[Task material]
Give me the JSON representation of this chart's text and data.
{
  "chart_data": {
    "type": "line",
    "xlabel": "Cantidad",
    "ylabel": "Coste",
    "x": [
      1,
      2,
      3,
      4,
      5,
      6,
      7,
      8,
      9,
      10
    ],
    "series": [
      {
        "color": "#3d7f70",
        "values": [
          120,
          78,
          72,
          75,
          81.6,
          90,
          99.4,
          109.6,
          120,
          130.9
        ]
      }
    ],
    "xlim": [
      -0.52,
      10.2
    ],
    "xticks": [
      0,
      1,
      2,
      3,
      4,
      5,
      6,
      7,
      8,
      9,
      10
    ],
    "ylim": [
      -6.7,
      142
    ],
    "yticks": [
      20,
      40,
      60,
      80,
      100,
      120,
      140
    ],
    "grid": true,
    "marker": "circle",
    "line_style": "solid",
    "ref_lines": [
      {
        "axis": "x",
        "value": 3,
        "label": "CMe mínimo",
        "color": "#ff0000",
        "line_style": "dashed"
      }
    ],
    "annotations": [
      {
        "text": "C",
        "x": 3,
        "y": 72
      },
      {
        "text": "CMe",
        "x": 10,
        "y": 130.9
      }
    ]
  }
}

--

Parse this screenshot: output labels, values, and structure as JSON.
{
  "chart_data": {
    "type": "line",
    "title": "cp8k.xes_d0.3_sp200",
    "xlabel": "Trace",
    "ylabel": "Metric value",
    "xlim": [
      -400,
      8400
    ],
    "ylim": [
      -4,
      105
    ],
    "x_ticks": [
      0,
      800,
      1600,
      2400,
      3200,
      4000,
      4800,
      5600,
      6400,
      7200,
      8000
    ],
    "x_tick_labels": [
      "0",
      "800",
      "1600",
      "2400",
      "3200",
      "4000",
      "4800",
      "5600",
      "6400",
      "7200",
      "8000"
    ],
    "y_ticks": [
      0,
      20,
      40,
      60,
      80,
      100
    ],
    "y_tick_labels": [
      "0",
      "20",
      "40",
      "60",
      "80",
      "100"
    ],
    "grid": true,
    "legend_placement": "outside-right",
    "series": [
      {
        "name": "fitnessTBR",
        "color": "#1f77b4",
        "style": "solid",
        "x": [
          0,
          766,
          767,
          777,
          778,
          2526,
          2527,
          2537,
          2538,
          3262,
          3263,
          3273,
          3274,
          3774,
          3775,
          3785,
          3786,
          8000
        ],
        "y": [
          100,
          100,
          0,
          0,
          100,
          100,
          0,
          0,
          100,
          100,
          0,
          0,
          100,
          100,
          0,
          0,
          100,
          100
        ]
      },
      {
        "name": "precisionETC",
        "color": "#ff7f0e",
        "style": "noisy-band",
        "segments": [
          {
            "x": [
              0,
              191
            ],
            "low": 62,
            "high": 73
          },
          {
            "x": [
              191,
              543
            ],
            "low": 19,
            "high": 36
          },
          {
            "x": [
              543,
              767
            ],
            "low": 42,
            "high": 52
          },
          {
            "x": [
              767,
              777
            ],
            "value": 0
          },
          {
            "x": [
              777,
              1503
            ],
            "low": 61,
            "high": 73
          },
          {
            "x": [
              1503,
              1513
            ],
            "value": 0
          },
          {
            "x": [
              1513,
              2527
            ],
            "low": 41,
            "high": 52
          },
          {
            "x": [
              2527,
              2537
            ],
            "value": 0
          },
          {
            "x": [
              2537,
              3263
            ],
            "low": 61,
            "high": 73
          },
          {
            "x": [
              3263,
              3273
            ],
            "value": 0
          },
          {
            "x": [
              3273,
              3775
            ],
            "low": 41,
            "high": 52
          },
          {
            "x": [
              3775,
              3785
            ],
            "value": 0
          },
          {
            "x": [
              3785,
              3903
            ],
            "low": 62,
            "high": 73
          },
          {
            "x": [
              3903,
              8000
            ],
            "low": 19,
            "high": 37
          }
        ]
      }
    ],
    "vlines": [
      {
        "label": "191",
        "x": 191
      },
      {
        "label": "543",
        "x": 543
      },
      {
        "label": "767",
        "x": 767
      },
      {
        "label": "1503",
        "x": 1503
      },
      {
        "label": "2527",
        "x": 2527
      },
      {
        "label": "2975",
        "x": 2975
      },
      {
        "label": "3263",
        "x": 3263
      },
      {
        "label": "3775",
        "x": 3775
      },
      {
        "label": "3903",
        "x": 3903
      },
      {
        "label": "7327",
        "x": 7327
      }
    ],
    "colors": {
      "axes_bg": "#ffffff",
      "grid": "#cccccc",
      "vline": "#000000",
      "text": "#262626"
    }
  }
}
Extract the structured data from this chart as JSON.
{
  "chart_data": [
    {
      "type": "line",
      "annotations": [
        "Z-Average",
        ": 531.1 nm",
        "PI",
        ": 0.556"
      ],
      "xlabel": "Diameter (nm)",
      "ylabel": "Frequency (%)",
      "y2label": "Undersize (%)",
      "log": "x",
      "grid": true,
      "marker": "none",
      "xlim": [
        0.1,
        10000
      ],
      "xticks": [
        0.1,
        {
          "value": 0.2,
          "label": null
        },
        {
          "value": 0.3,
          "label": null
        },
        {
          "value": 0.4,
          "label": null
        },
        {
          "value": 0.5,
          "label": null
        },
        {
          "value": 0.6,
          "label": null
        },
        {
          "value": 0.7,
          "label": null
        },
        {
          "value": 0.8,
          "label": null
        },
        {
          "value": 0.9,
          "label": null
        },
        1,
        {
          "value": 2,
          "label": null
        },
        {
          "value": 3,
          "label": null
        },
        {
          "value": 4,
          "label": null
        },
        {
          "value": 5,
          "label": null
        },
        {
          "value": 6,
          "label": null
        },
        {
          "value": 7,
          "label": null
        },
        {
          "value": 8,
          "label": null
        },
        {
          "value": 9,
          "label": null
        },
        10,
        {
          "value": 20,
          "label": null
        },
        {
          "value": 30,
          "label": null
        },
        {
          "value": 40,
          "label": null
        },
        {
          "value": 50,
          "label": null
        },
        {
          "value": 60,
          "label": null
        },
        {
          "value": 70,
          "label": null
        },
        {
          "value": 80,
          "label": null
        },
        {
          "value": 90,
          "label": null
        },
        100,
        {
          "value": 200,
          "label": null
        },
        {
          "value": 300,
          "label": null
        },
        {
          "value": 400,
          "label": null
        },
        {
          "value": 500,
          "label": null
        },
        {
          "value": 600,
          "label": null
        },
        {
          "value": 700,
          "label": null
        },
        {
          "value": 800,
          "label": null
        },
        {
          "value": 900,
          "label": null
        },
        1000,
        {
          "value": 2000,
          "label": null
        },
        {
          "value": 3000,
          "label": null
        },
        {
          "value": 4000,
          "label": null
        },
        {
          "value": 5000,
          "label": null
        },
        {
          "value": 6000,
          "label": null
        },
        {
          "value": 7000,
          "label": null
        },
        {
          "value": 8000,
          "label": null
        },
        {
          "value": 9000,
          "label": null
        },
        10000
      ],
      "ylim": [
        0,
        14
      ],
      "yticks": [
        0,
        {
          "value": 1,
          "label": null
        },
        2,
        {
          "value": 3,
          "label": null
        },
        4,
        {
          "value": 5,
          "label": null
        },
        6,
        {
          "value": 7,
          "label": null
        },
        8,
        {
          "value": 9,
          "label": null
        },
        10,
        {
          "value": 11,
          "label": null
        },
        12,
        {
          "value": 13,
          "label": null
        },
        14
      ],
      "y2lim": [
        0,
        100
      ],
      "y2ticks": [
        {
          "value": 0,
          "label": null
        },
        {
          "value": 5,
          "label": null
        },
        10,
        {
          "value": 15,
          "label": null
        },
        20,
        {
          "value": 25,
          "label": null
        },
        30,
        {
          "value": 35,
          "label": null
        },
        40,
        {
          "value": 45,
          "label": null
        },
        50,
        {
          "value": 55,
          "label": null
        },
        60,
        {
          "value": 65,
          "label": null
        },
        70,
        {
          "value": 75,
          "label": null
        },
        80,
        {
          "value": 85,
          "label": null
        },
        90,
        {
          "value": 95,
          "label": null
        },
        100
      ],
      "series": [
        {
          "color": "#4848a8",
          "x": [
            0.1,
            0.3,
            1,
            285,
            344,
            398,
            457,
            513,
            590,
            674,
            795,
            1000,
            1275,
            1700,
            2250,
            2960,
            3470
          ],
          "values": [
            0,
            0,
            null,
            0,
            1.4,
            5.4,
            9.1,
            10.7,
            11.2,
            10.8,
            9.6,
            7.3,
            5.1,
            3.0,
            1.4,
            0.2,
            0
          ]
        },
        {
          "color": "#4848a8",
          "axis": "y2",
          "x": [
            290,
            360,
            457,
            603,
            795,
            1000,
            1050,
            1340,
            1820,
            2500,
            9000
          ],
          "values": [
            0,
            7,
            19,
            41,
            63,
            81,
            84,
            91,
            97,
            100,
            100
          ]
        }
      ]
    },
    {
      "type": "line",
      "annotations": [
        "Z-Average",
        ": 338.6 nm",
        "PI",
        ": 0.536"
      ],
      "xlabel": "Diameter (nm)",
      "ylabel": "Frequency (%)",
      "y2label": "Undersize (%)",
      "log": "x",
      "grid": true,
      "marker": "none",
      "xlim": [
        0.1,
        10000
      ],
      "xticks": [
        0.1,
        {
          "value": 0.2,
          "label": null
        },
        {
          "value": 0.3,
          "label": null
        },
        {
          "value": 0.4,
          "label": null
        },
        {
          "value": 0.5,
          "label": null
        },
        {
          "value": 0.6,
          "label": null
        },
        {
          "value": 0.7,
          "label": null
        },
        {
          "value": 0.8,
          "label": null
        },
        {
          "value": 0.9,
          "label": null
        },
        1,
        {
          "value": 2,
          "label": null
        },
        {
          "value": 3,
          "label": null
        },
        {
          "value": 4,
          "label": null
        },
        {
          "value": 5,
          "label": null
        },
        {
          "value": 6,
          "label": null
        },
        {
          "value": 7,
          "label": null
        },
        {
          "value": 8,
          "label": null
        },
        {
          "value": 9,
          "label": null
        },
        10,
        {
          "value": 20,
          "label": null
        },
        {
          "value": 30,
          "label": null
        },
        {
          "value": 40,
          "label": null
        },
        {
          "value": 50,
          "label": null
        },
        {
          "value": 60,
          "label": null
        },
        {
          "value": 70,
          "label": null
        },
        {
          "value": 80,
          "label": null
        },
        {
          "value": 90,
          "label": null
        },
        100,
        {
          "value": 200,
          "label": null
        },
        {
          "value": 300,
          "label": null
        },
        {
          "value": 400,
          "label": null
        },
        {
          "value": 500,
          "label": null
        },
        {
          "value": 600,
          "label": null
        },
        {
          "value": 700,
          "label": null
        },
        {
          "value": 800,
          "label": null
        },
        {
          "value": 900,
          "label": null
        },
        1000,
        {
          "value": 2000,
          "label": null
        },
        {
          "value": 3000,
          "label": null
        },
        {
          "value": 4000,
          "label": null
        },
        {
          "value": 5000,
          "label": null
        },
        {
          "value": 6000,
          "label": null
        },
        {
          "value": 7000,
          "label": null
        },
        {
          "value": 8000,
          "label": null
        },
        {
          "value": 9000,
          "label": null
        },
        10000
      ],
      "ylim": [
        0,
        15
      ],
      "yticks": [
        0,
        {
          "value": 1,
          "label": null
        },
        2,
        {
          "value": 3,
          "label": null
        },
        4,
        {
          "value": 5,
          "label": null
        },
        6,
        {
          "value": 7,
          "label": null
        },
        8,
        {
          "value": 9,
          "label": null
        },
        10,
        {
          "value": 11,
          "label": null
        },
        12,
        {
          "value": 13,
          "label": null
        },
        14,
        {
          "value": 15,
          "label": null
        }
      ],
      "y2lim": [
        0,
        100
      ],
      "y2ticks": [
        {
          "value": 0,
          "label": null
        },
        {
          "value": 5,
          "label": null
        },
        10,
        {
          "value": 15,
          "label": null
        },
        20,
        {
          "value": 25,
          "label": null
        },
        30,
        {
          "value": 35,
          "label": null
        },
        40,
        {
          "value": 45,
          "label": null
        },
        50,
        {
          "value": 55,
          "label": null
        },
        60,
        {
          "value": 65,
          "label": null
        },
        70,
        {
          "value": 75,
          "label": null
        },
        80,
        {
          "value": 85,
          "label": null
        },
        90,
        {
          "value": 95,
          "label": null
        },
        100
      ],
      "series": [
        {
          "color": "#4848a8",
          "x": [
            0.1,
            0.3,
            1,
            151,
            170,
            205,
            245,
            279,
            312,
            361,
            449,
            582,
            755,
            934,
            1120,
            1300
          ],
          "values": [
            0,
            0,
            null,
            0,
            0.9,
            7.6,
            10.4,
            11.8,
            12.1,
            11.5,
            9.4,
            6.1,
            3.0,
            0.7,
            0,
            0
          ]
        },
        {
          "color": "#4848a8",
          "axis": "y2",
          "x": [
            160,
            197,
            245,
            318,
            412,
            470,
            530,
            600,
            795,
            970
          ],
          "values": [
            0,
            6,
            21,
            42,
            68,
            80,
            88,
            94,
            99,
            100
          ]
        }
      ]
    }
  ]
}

[Exercise prompt] How many of the lines above contain the string "ylabel"? Give the number only.

[Answer to the problem] 4